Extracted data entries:
+ + + + +

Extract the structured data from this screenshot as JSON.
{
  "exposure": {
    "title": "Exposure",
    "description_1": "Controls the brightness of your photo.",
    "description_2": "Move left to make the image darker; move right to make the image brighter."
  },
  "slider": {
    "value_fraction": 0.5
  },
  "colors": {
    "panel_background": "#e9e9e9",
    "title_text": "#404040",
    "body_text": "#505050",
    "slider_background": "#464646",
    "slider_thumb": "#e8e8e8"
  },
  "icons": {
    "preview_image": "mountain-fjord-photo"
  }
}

+ + + + +

▸ Directions
Your task is to transcribe the material exactly.

▸ Exercise answer
Extract the structured data from this screenshot as JSON.
{
  "exposure": {
    "title": "Exposure",
    "description_1": "Controls the brightness of your photo.",
    "description_2": "Move left to make the image darker; move right to make the image brighter."
  },
  "slider": {
    "value_fraction": 0.5
  },
  "colors": {
    "panel_background": "#e9e9e9",
    "title_text": "#404040",
    "body_text": "#505050",
    "slider_background": "#464646",
    "slider_thumb": "#e8e8e8"
  },
  "icons": {
    "preview_image": "mountain-fjord-photo"
  }
}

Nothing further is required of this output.